(Coordinate annotation entries)
----

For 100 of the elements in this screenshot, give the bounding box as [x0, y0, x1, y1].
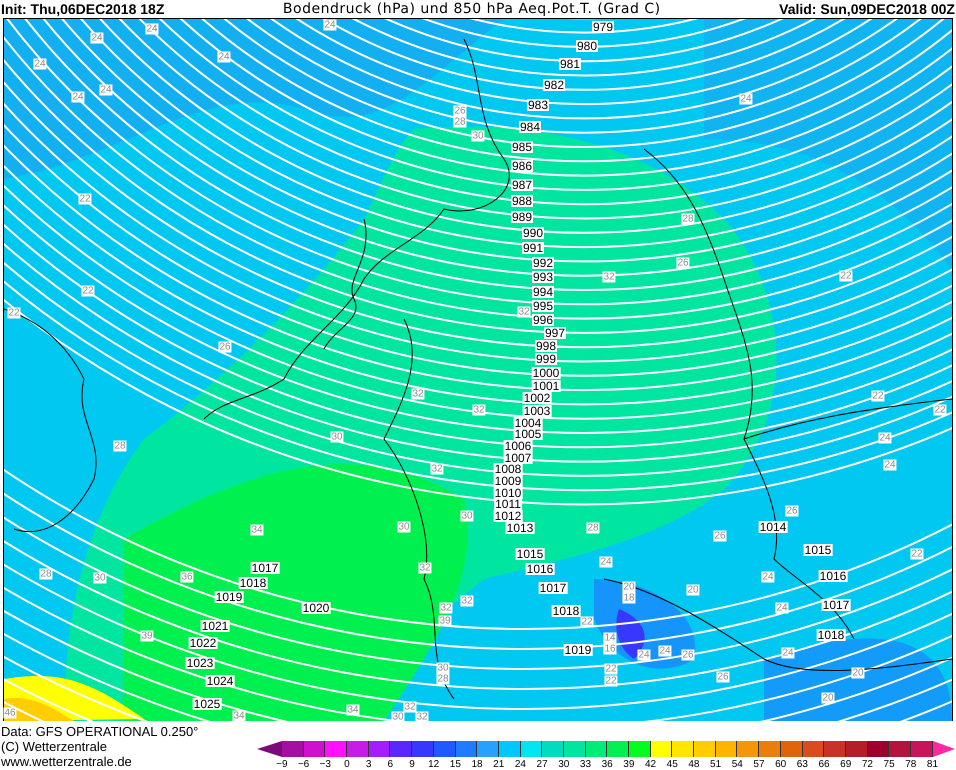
- isobar-label: 991: [522, 242, 544, 254]
- legend-tick-label: −6: [296, 759, 310, 770]
- temperature-label: 22: [580, 616, 594, 628]
- isobar-label: 990: [522, 226, 544, 239]
- isobar-label: 999: [534, 352, 558, 365]
- temperature-label: 30: [330, 431, 344, 442]
- temperature-label: 22: [7, 307, 21, 318]
- legend-tick-label: 18: [470, 759, 484, 770]
- isobar-label: 992: [532, 256, 554, 269]
- temperature-label: 39: [438, 615, 452, 626]
- temperature-label: 16: [603, 643, 617, 654]
- legend-tick-label: 78: [904, 759, 918, 770]
- temperature-label: 20: [686, 584, 700, 596]
- map-title: Bodendruck (hPa) und 850 hPa Aeq.Pot.T. (Grad C): [282, 2, 661, 16]
- temperature-label: 24: [637, 649, 651, 660]
- isobar-label: 983: [526, 98, 550, 111]
- legend-tick-label: 21: [492, 759, 506, 770]
- isobar-label: 979: [592, 20, 614, 33]
- temperature-label: 26: [218, 341, 232, 352]
- legend-tick-label: 63: [796, 759, 809, 770]
- temperature-label: 30: [391, 711, 405, 722]
- temperature-label: 30: [471, 130, 485, 142]
- temperature-label: 34: [232, 710, 246, 722]
- legend-tick-label: 48: [687, 759, 700, 770]
- temperature-label: 32: [472, 404, 486, 416]
- isobar-label: 1019: [564, 644, 592, 656]
- temperature-label: 32: [517, 306, 531, 318]
- isobar-label: 986: [510, 160, 534, 172]
- temperature-label: 26: [453, 105, 467, 116]
- legend-tick-label: 9: [408, 759, 416, 770]
- temperature-label: 34: [346, 704, 360, 716]
- isobar-label: 1000: [532, 366, 560, 379]
- temperature-label: 36: [180, 571, 194, 582]
- isobar-label: 1025: [192, 698, 222, 710]
- isobar-label: 1021: [200, 620, 230, 632]
- legend-tick-label: 45: [666, 759, 679, 770]
- isobar-label: 1017: [250, 562, 280, 574]
- temperature-label: 28: [39, 568, 53, 580]
- temperature-label: 18: [622, 592, 636, 604]
- isobar-label: 987: [510, 178, 534, 191]
- temperature-label: 30: [397, 521, 411, 532]
- legend-tick-label: 66: [817, 759, 831, 770]
- isobar-label: 1006: [504, 440, 532, 452]
- temperature-label: 26: [716, 671, 730, 682]
- temperature-label: 22: [81, 285, 95, 296]
- isobar-label: 1015: [804, 544, 832, 556]
- temperature-label: 24: [99, 84, 113, 96]
- legend-tick-label: 54: [730, 759, 744, 770]
- isobar-label: 1009: [494, 474, 522, 487]
- isobar-label: 1014: [758, 520, 788, 533]
- legend-tick-label: 24: [514, 759, 527, 770]
- temperature-label: 24: [71, 91, 85, 102]
- temperature-label: 24: [217, 51, 231, 62]
- temperature-label: 24: [775, 602, 789, 614]
- legend-tick-label: −9: [275, 759, 289, 770]
- isobar-label: 1019: [214, 590, 244, 603]
- temperature-label: 20: [622, 581, 636, 592]
- legend-tick-label: −3: [318, 759, 332, 770]
- isobar-label: 989: [510, 210, 534, 223]
- temperature-label: 22: [910, 548, 924, 560]
- isobar-label: 1017: [822, 598, 850, 611]
- legend-tick-label: 75: [882, 759, 896, 770]
- footer-text: www.wetterzentrale.de: [1, 754, 133, 769]
- init-time: Init: Thu,06DEC2018 18Z: [1, 2, 164, 16]
- legend-tick-label: 51: [709, 759, 722, 770]
- isobar-label: 996: [532, 314, 554, 326]
- legend-tick-label: 36: [600, 759, 614, 770]
- legend-tick-label: 42: [644, 759, 658, 770]
- temperature-label: 26: [713, 530, 727, 542]
- temperature-label: 24: [323, 19, 337, 30]
- isobar-label: 1018: [552, 604, 580, 617]
- isobar-label: 1016: [818, 570, 848, 582]
- temperature-label: 22: [604, 675, 618, 686]
- isobar-label: 980: [576, 40, 598, 52]
- isobar-label: 1023: [186, 656, 214, 669]
- temperature-label: 24: [883, 459, 897, 470]
- legend-tick-label: 72: [860, 759, 874, 770]
- temperature-label: 32: [602, 271, 616, 282]
- temperature-label: 28: [586, 522, 600, 534]
- legend-tick-label: 3: [364, 759, 372, 770]
- valid-time: Valid: Sun,09DEC2018 00Z: [779, 2, 955, 16]
- legend-tick-label: 81: [926, 759, 940, 770]
- legend-tick-label: 6: [386, 759, 394, 770]
- isobar-label: 994: [532, 286, 554, 298]
- temperature-label: 24: [781, 647, 795, 658]
- isobar-label: 1024: [206, 674, 234, 687]
- legend-tick-label: 39: [622, 759, 636, 770]
- footer-text: Data: GFS OPERATIONAL 0.250°: [1, 724, 200, 739]
- legend-tick-label: 69: [839, 759, 852, 770]
- isobar-label: 1008: [494, 462, 522, 475]
- isobar-label: 1018: [816, 628, 846, 641]
- isobar-label: 1005: [514, 428, 542, 440]
- legend-tick-label: 57: [752, 759, 766, 770]
- temperature-label: 20: [851, 667, 865, 678]
- temperature-label: 28: [436, 673, 450, 684]
- temperature-label: 32: [460, 595, 474, 606]
- isobar-label: 988: [510, 194, 534, 207]
- legend-tick-label: 0: [343, 759, 351, 770]
- temperature-label: 22: [871, 390, 885, 402]
- temperature-label: 32: [418, 562, 432, 574]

----

▶ [TASK PROMPT]: Duplicate every entry above line for line, with no changes, and omit the pictures from your copy.

▶ [ANSWER]:
For 100 of the elements in this screenshot, give the bounding box as [x0, y0, x1, y1].
- isobar-label: 991: [522, 242, 544, 254]
- legend-tick-label: −6: [296, 759, 310, 770]
- temperature-label: 22: [580, 616, 594, 628]
- isobar-label: 990: [522, 226, 544, 239]
- isobar-label: 999: [534, 352, 558, 365]
- temperature-label: 30: [330, 431, 344, 442]
- temperature-label: 22: [7, 307, 21, 318]
- legend-tick-label: 18: [470, 759, 484, 770]
- isobar-label: 992: [532, 256, 554, 269]
- temperature-label: 39: [438, 615, 452, 626]
- temperature-label: 16: [603, 643, 617, 654]
- legend-tick-label: 78: [904, 759, 918, 770]
- temperature-label: 20: [686, 584, 700, 596]
- map-title: Bodendruck (hPa) und 850 hPa Aeq.Pot.T. (Grad C): [282, 2, 661, 16]
- temperature-label: 24: [637, 649, 651, 660]
- isobar-label: 983: [526, 98, 550, 111]
- legend-tick-label: 21: [492, 759, 506, 770]
- isobar-label: 979: [592, 20, 614, 33]
- temperature-label: 26: [218, 341, 232, 352]
- legend-tick-label: 63: [796, 759, 809, 770]
- temperature-label: 30: [391, 711, 405, 722]
- temperature-label: 30: [471, 130, 485, 142]
- temperature-label: 34: [232, 710, 246, 722]
- legend-tick-label: 48: [687, 759, 700, 770]
- temperature-label: 32: [472, 404, 486, 416]
- isobar-label: 1019: [564, 644, 592, 656]
- temperature-label: 32: [517, 306, 531, 318]
- isobar-label: 986: [510, 160, 534, 172]
- temperature-label: 26: [453, 105, 467, 116]
- legend-tick-label: 9: [408, 759, 416, 770]
- temperature-label: 34: [346, 704, 360, 716]
- isobar-label: 1000: [532, 366, 560, 379]
- temperature-label: 36: [180, 571, 194, 582]
- isobar-label: 1025: [192, 698, 222, 710]
- isobar-label: 1021: [200, 620, 230, 632]
- legend-tick-label: 45: [666, 759, 679, 770]
- isobar-label: 1017: [250, 562, 280, 574]
- temperature-label: 28: [39, 568, 53, 580]
- temperature-label: 18: [622, 592, 636, 604]
- isobar-label: 987: [510, 178, 534, 191]
- temperature-label: 30: [397, 521, 411, 532]
- legend-tick-label: 66: [817, 759, 831, 770]
- isobar-label: 1006: [504, 440, 532, 452]
- temperature-label: 26: [716, 671, 730, 682]
- temperature-label: 22: [81, 285, 95, 296]
- isobar-label: 1015: [804, 544, 832, 556]
- temperature-label: 24: [99, 84, 113, 96]
- legend-tick-label: 54: [730, 759, 744, 770]
- isobar-label: 1009: [494, 474, 522, 487]
- isobar-label: 1014: [758, 520, 788, 533]
- legend-tick-label: 24: [514, 759, 527, 770]
- temperature-label: 24: [71, 91, 85, 102]
- temperature-label: 24: [217, 51, 231, 62]
- temperature-label: 24: [775, 602, 789, 614]
- legend-tick-label: −9: [275, 759, 289, 770]
- isobar-label: 1019: [214, 590, 244, 603]
- temperature-label: 20: [622, 581, 636, 592]
- legend-tick-label: −3: [318, 759, 332, 770]
- isobar-label: 989: [510, 210, 534, 223]
- temperature-label: 22: [910, 548, 924, 560]
- isobar-label: 1017: [822, 598, 850, 611]
- legend-tick-label: 75: [882, 759, 896, 770]
- footer-text: www.wetterzentrale.de: [1, 754, 133, 769]
- init-time: Init: Thu,06DEC2018 18Z: [1, 2, 164, 16]
- legend-tick-label: 51: [709, 759, 722, 770]
- isobar-label: 996: [532, 314, 554, 326]
- legend-tick-label: 36: [600, 759, 614, 770]
- legend-tick-label: 42: [644, 759, 658, 770]
- temperature-label: 26: [713, 530, 727, 542]
- temperature-label: 24: [323, 19, 337, 30]
- isobar-label: 1018: [552, 604, 580, 617]
- isobar-label: 1016: [818, 570, 848, 582]
- temperature-label: 22: [604, 675, 618, 686]
- isobar-label: 980: [576, 40, 598, 52]
- isobar-label: 1023: [186, 656, 214, 669]
- temperature-label: 24: [883, 459, 897, 470]
- legend-tick-label: 72: [860, 759, 874, 770]
- temperature-label: 32: [602, 271, 616, 282]
- temperature-label: 28: [586, 522, 600, 534]
- legend-tick-label: 3: [364, 759, 372, 770]
- valid-time: Valid: Sun,09DEC2018 00Z: [779, 2, 955, 16]
- legend-tick-label: 81: [926, 759, 940, 770]
- legend-tick-label: 6: [386, 759, 394, 770]
- isobar-label: 994: [532, 286, 554, 298]
- temperature-label: 24: [781, 647, 795, 658]
- isobar-label: 1024: [206, 674, 234, 687]
- legend-tick-label: 39: [622, 759, 636, 770]
- footer-text: Data: GFS OPERATIONAL 0.250°: [1, 724, 200, 739]
- legend-tick-label: 69: [839, 759, 852, 770]
- isobar-label: 1008: [494, 462, 522, 475]
- isobar-label: 1018: [816, 628, 846, 641]
- isobar-label: 1005: [514, 428, 542, 440]
- legend-tick-label: 57: [752, 759, 766, 770]
- temperature-label: 20: [851, 667, 865, 678]
- temperature-label: 28: [436, 673, 450, 684]
- temperature-label: 32: [460, 595, 474, 606]
- isobar-label: 988: [510, 194, 534, 207]
- legend-tick-label: 0: [343, 759, 351, 770]
- temperature-label: 22: [871, 390, 885, 402]
- temperature-label: 32: [418, 562, 432, 574]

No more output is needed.